** Start MATERIAL FOR THIS EXERCISE **
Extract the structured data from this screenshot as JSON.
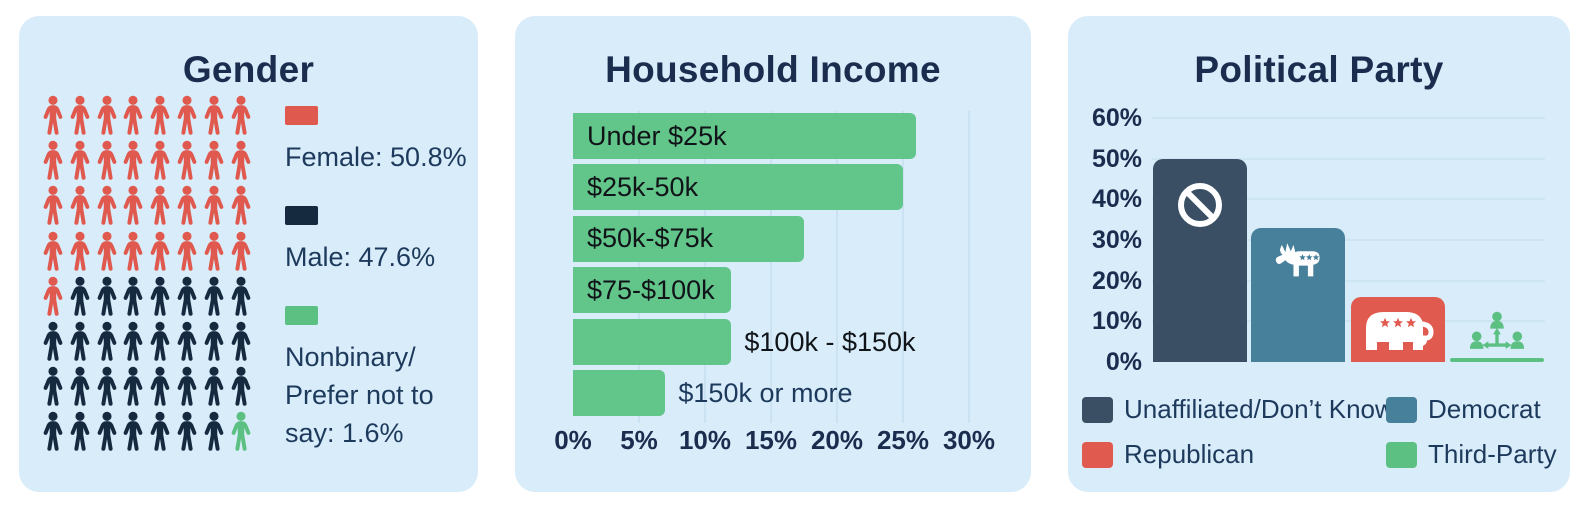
{
  "colors": {
    "panel_bg": "#d9ecfa",
    "title_navy": "#1b2d4e",
    "text_navy": "#1d3a5c",
    "label_black": "#101318",
    "female_red": "#e0594e",
    "male_navy": "#15293f",
    "nonbinary_green": "#5cc083",
    "income_green": "#62c58a",
    "unaffiliated_slate": "#3a4f63",
    "democrat_teal": "#47809a",
    "republican_red": "#e15a4f",
    "third_party_green": "#5cc083",
    "grid_income": "#cbe2f2",
    "grid_party": "#cde4f2"
  },
  "gender": {
    "title": "Gender",
    "waffle": {
      "rows": 8,
      "cols": 8,
      "groups": [
        {
          "name": "female",
          "count": 33,
          "color": "#e0594e"
        },
        {
          "name": "male",
          "count": 30,
          "color": "#15293f"
        },
        {
          "name": "nonbinary",
          "count": 1,
          "color": "#5cc083"
        }
      ]
    },
    "legend": [
      {
        "label": "Female: 50.8%",
        "color": "#e0594e"
      },
      {
        "label": "Male: 47.6%",
        "color": "#15293f"
      },
      {
        "label": "Nonbinary/\nPrefer not to\nsay: 1.6%",
        "color": "#5cc083"
      }
    ]
  },
  "income": {
    "title": "Household Income",
    "x_ticks": [
      "0%",
      "5%",
      "10%",
      "15%",
      "20%",
      "25%",
      "30%"
    ],
    "x_max": 30,
    "bar_color": "#62c58a",
    "bars": [
      {
        "label": "Under $25k",
        "value": 26,
        "label_inside": true,
        "label_color": "#101318"
      },
      {
        "label": "$25k-50k",
        "value": 25,
        "label_inside": true,
        "label_color": "#101318"
      },
      {
        "label": "$50k-$75k",
        "value": 17.5,
        "label_inside": true,
        "label_color": "#101318"
      },
      {
        "label": "$75-$100k",
        "value": 12,
        "label_inside": true,
        "label_color": "#101318"
      },
      {
        "label": "$100k - $150k",
        "value": 12,
        "label_inside": false,
        "label_color": "#101318"
      },
      {
        "label": "$150k or more",
        "value": 7,
        "label_inside": false,
        "label_color": "#1d3a5c"
      }
    ]
  },
  "party": {
    "title": "Political Party",
    "y_ticks": [
      "0%",
      "10%",
      "20%",
      "30%",
      "40%",
      "50%",
      "60%"
    ],
    "y_max": 60,
    "bars": [
      {
        "label": "Unaffiliated/Don’t Know",
        "value": 50,
        "color": "#3a4f63",
        "icon": "no-symbol"
      },
      {
        "label": "Democrat",
        "value": 33,
        "color": "#47809a",
        "icon": "donkey"
      },
      {
        "label": "Republican",
        "value": 16,
        "color": "#e15a4f",
        "icon": "elephant"
      },
      {
        "label": "Third-Party",
        "value": 1,
        "color": "#5cc083",
        "icon": "people-network",
        "icon_above": true
      }
    ],
    "legend": [
      {
        "label": "Unaffiliated/Don’t Know",
        "color": "#3a4f63"
      },
      {
        "label": "Democrat",
        "color": "#47809a"
      },
      {
        "label": "Republican",
        "color": "#e15a4f"
      },
      {
        "label": "Third-Party",
        "color": "#5cc083"
      }
    ]
  },
  "chart_data": [
    {
      "type": "pictogram",
      "title": "Gender",
      "categories": [
        "Female",
        "Male",
        "Nonbinary/Prefer not to say"
      ],
      "values": [
        50.8,
        47.6,
        1.6
      ],
      "units": "%",
      "icon_counts": [
        33,
        30,
        1
      ],
      "grid": {
        "rows": 8,
        "cols": 8,
        "total_icons": 64
      },
      "colors": [
        "#e0594e",
        "#15293f",
        "#5cc083"
      ],
      "legend_position": "right"
    },
    {
      "type": "bar",
      "orientation": "horizontal",
      "title": "Household Income",
      "categories": [
        "Under $25k",
        "$25k-50k",
        "$50k-$75k",
        "$75-$100k",
        "$100k - $150k",
        "$150k or more"
      ],
      "values": [
        26,
        25,
        17.5,
        12,
        12,
        7
      ],
      "xlabel": "",
      "ylabel": "",
      "xlim": [
        0,
        30
      ],
      "xticks": [
        "0%",
        "5%",
        "10%",
        "15%",
        "20%",
        "25%",
        "30%"
      ],
      "grid": true,
      "bar_color": "#62c58a"
    },
    {
      "type": "bar",
      "orientation": "vertical",
      "title": "Political Party",
      "categories": [
        "Unaffiliated/Don’t Know",
        "Democrat",
        "Republican",
        "Third-Party"
      ],
      "values": [
        50,
        33,
        16,
        1
      ],
      "ylim": [
        0,
        60
      ],
      "yticks": [
        "0%",
        "10%",
        "20%",
        "30%",
        "40%",
        "50%",
        "60%"
      ],
      "colors": [
        "#3a4f63",
        "#47809a",
        "#e15a4f",
        "#5cc083"
      ],
      "grid": true,
      "legend_position": "bottom"
    }
  ]
}
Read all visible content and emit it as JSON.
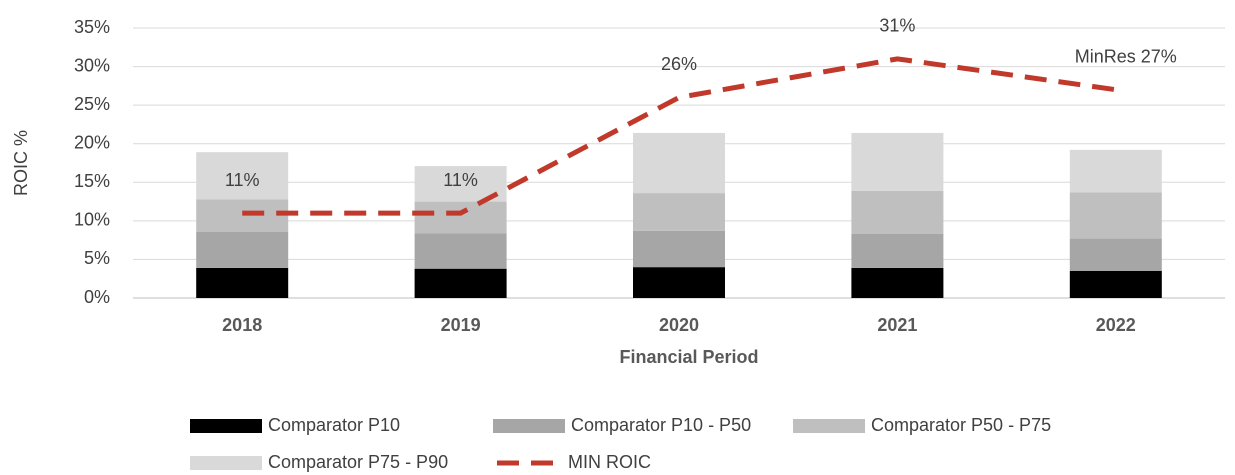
{
  "chart_data": {
    "type": "bar",
    "categories": [
      "2018",
      "2019",
      "2020",
      "2021",
      "2022"
    ],
    "x_label": "Financial Period",
    "y_label": "ROIC %",
    "ylim": [
      0,
      35
    ],
    "yticks": [
      {
        "value": 0,
        "label": "0%"
      },
      {
        "value": 5,
        "label": "5%"
      },
      {
        "value": 10,
        "label": "10%"
      },
      {
        "value": 15,
        "label": "15%"
      },
      {
        "value": 20,
        "label": "20%"
      },
      {
        "value": 25,
        "label": "25%"
      },
      {
        "value": 30,
        "label": "30%"
      },
      {
        "value": 35,
        "label": "35%"
      }
    ],
    "grid": true,
    "legend": "bottom",
    "series": [
      {
        "name": "Comparator P10",
        "color": "#000000",
        "values": [
          3.9,
          3.8,
          4.0,
          3.9,
          3.5
        ]
      },
      {
        "name": "Comparator P10 - P50",
        "color": "#a6a6a6",
        "values": [
          4.7,
          4.6,
          4.7,
          4.4,
          4.2
        ]
      },
      {
        "name": "Comparator P50 - P75",
        "color": "#bfbfbf",
        "values": [
          4.2,
          4.1,
          4.9,
          5.6,
          6.0
        ]
      },
      {
        "name": "Comparator P75 - P90",
        "color": "#d9d9d9",
        "values": [
          6.1,
          4.6,
          7.8,
          7.5,
          5.5
        ]
      },
      {
        "name": "MIN ROIC",
        "type": "line",
        "color": "#c0392b",
        "values": [
          11,
          11,
          26,
          31,
          27
        ],
        "value_labels": [
          "11%",
          "11%",
          "26%",
          "31%",
          "MinRes 27%"
        ]
      }
    ]
  }
}
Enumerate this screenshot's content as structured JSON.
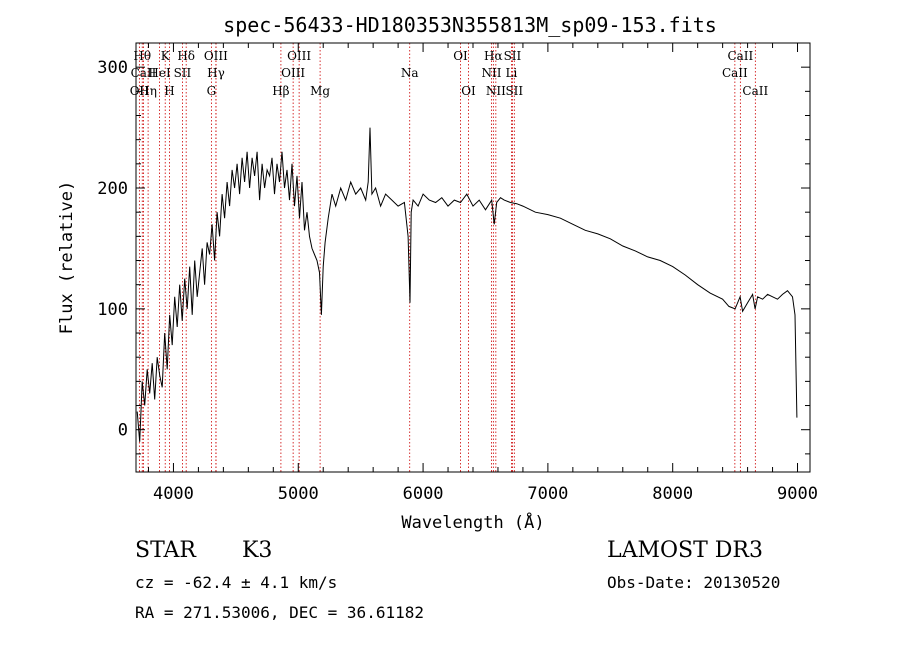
{
  "chart_data": {
    "type": "line",
    "title": "spec-56433-HD180353N355813M_sp09-153.fits",
    "xlabel": "Wavelength (Å)",
    "ylabel": "Flux (relative)",
    "xlim": [
      3700,
      9100
    ],
    "ylim": [
      -35,
      320
    ],
    "xticks": [
      4000,
      5000,
      6000,
      7000,
      8000,
      9000
    ],
    "yticks": [
      0,
      100,
      200,
      300
    ],
    "series": [
      {
        "name": "spectrum",
        "x": [
          3710,
          3730,
          3750,
          3770,
          3790,
          3810,
          3830,
          3850,
          3870,
          3890,
          3910,
          3930,
          3950,
          3970,
          3990,
          4010,
          4030,
          4050,
          4070,
          4090,
          4110,
          4130,
          4150,
          4170,
          4190,
          4210,
          4230,
          4250,
          4270,
          4290,
          4310,
          4330,
          4350,
          4370,
          4390,
          4410,
          4430,
          4450,
          4470,
          4490,
          4510,
          4530,
          4550,
          4570,
          4590,
          4610,
          4630,
          4650,
          4670,
          4690,
          4710,
          4730,
          4750,
          4770,
          4790,
          4810,
          4830,
          4850,
          4870,
          4890,
          4910,
          4930,
          4950,
          4970,
          4990,
          5010,
          5030,
          5050,
          5070,
          5090,
          5110,
          5130,
          5150,
          5170,
          5185,
          5200,
          5215,
          5240,
          5270,
          5300,
          5340,
          5380,
          5420,
          5460,
          5500,
          5540,
          5560,
          5575,
          5590,
          5620,
          5660,
          5700,
          5750,
          5800,
          5850,
          5880,
          5895,
          5905,
          5920,
          5960,
          6000,
          6050,
          6100,
          6150,
          6200,
          6250,
          6300,
          6350,
          6400,
          6450,
          6500,
          6550,
          6570,
          6590,
          6620,
          6650,
          6700,
          6750,
          6800,
          6900,
          7000,
          7100,
          7200,
          7300,
          7400,
          7500,
          7600,
          7700,
          7800,
          7900,
          8000,
          8100,
          8200,
          8300,
          8400,
          8450,
          8500,
          8540,
          8560,
          8600,
          8640,
          8660,
          8680,
          8720,
          8760,
          8800,
          8840,
          8880,
          8920,
          8960,
          8980,
          8995
        ],
        "values": [
          15,
          -10,
          40,
          20,
          50,
          30,
          55,
          25,
          60,
          45,
          35,
          80,
          50,
          95,
          70,
          110,
          85,
          120,
          90,
          125,
          100,
          135,
          95,
          140,
          110,
          130,
          150,
          120,
          155,
          145,
          170,
          140,
          180,
          160,
          195,
          175,
          205,
          185,
          215,
          200,
          220,
          195,
          225,
          205,
          230,
          200,
          225,
          210,
          230,
          190,
          220,
          200,
          215,
          210,
          225,
          195,
          220,
          205,
          230,
          200,
          215,
          190,
          220,
          185,
          210,
          175,
          205,
          165,
          180,
          160,
          150,
          145,
          140,
          130,
          95,
          135,
          155,
          175,
          195,
          185,
          200,
          190,
          205,
          195,
          200,
          190,
          205,
          250,
          195,
          200,
          185,
          195,
          190,
          185,
          188,
          160,
          105,
          180,
          190,
          185,
          195,
          190,
          188,
          192,
          185,
          190,
          188,
          195,
          185,
          190,
          182,
          190,
          170,
          188,
          192,
          190,
          188,
          187,
          185,
          180,
          178,
          175,
          170,
          165,
          162,
          158,
          152,
          148,
          143,
          140,
          135,
          128,
          120,
          113,
          108,
          102,
          100,
          110,
          98,
          105,
          112,
          100,
          110,
          108,
          112,
          110,
          108,
          112,
          115,
          110,
          95,
          10
        ]
      }
    ],
    "lines": [
      {
        "name": "OII",
        "w": 3727,
        "row": 2
      },
      {
        "name": "Hθ",
        "w": 3750,
        "row": 0
      },
      {
        "name": "CaII",
        "w": 3760,
        "row": 1
      },
      {
        "name": "Hη",
        "w": 3797,
        "row": 2
      },
      {
        "name": "HeI",
        "w": 3889,
        "row": 1
      },
      {
        "name": "K",
        "w": 3934,
        "row": 0
      },
      {
        "name": "H",
        "w": 3968,
        "row": 2
      },
      {
        "name": "SII",
        "w": 4072,
        "row": 1
      },
      {
        "name": "Hδ",
        "w": 4102,
        "row": 0
      },
      {
        "name": "G",
        "w": 4304,
        "row": 2
      },
      {
        "name": "OIII",
        "w": 4340,
        "row": 0
      },
      {
        "name": "Hγ",
        "w": 4341,
        "row": 1
      },
      {
        "name": "Hβ",
        "w": 4861,
        "row": 2
      },
      {
        "name": "OIII",
        "w": 4959,
        "row": 1
      },
      {
        "name": "OIII",
        "w": 5007,
        "row": 0
      },
      {
        "name": "Mg",
        "w": 5175,
        "row": 2
      },
      {
        "name": "Na",
        "w": 5893,
        "row": 1
      },
      {
        "name": "OI",
        "w": 6300,
        "row": 0
      },
      {
        "name": "OI",
        "w": 6364,
        "row": 2
      },
      {
        "name": "NII",
        "w": 6548,
        "row": 1
      },
      {
        "name": "Hα",
        "w": 6563,
        "row": 0
      },
      {
        "name": "NII",
        "w": 6583,
        "row": 2
      },
      {
        "name": "SII",
        "w": 6716,
        "row": 0
      },
      {
        "name": "Li",
        "w": 6708,
        "row": 1
      },
      {
        "name": "SII",
        "w": 6731,
        "row": 2
      },
      {
        "name": "CaII",
        "w": 8498,
        "row": 1
      },
      {
        "name": "CaII",
        "w": 8542,
        "row": 0
      },
      {
        "name": "CaII",
        "w": 8662,
        "row": 2
      }
    ]
  },
  "info": {
    "object_class": "STAR",
    "subclass": "K3",
    "redshift": "cz = -62.4 ± 4.1 km/s",
    "coords": "RA = 271.53006, DEC =  36.61182",
    "survey": "LAMOST DR3",
    "obs_date": "Obs-Date: 20130520"
  },
  "colors": {
    "line_marker": "#cc0000",
    "spectrum": "#000000",
    "axes": "#000000"
  }
}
** End MATERIAL FOR THIS EXERCISE **
TASK DETAILS >> Collect each line above holding the string "screenshot".

EXPECTED ANSWER >>
Extract the structured data from this screenshot as JSON.
Enumerate this screenshot's content as structured JSON.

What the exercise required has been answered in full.